Which lines include the word "female"? Copy each of them.

═══ Record set

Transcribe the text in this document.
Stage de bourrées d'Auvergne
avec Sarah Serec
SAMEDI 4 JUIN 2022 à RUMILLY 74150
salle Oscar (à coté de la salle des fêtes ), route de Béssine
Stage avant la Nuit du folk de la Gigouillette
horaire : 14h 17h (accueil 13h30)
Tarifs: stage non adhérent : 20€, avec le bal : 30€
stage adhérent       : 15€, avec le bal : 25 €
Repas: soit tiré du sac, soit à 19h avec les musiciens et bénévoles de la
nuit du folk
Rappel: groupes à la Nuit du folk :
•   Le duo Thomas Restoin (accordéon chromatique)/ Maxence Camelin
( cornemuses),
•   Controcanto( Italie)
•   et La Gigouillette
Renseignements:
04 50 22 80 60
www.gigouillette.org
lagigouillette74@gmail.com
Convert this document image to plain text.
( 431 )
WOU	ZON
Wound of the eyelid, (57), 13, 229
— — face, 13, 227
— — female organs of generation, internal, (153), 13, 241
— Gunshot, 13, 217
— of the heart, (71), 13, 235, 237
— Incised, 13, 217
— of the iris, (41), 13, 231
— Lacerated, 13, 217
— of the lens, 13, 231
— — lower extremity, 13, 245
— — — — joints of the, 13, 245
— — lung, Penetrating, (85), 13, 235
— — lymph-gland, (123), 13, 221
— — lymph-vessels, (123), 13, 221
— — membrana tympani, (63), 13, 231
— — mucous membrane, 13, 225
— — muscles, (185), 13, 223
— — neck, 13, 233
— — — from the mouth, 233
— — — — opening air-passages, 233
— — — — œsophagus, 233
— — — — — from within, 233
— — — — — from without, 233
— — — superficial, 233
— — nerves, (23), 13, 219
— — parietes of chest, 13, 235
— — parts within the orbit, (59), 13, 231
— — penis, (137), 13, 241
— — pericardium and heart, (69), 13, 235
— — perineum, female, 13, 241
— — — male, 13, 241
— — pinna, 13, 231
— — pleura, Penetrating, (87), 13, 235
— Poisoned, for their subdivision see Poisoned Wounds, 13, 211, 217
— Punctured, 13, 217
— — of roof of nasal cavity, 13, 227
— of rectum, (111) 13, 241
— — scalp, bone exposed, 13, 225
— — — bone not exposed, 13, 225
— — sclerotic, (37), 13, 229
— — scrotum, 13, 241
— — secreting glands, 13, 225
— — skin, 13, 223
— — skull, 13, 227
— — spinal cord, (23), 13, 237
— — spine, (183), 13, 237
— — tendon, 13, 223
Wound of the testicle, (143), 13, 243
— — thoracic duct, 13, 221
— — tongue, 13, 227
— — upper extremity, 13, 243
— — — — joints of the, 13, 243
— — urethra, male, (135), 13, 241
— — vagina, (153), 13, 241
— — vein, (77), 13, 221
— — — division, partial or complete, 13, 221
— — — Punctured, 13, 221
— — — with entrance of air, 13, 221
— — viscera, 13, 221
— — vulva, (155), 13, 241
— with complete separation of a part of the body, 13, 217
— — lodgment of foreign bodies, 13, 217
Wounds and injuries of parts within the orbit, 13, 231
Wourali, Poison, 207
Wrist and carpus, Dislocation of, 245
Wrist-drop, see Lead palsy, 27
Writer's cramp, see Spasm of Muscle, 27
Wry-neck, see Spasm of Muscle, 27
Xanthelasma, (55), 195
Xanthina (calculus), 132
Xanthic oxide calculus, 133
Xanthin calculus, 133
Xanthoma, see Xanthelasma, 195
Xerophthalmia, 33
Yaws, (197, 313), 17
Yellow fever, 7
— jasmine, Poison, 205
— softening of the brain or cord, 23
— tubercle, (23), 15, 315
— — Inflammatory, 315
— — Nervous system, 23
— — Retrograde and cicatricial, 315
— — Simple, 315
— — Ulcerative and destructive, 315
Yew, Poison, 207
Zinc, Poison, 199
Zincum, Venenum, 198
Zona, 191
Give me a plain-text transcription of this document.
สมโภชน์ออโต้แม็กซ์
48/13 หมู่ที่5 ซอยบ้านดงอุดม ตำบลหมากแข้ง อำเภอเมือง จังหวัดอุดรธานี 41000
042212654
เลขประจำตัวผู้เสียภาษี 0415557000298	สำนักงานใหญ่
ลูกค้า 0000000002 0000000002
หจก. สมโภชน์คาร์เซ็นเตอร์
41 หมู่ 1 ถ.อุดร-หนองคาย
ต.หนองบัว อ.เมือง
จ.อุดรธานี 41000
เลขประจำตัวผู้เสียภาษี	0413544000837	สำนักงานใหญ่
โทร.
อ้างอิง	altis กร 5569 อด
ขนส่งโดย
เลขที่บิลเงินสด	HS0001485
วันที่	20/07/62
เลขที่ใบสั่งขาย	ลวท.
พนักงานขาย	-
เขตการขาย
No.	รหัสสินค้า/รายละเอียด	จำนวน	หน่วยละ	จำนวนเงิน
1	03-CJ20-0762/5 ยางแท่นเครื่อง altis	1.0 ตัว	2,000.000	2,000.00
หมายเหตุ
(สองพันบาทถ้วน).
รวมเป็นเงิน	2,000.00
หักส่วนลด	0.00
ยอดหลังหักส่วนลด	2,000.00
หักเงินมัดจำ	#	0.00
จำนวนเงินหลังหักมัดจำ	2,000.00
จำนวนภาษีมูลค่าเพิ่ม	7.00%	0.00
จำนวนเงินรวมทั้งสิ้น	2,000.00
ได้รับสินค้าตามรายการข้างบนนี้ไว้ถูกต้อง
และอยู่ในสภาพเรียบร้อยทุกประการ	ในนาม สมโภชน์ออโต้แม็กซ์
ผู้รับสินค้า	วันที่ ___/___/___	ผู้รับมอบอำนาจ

══════

** The reply **
— — female organs of generation, internal, (153), 13, 241
— — perineum, female, 13, 241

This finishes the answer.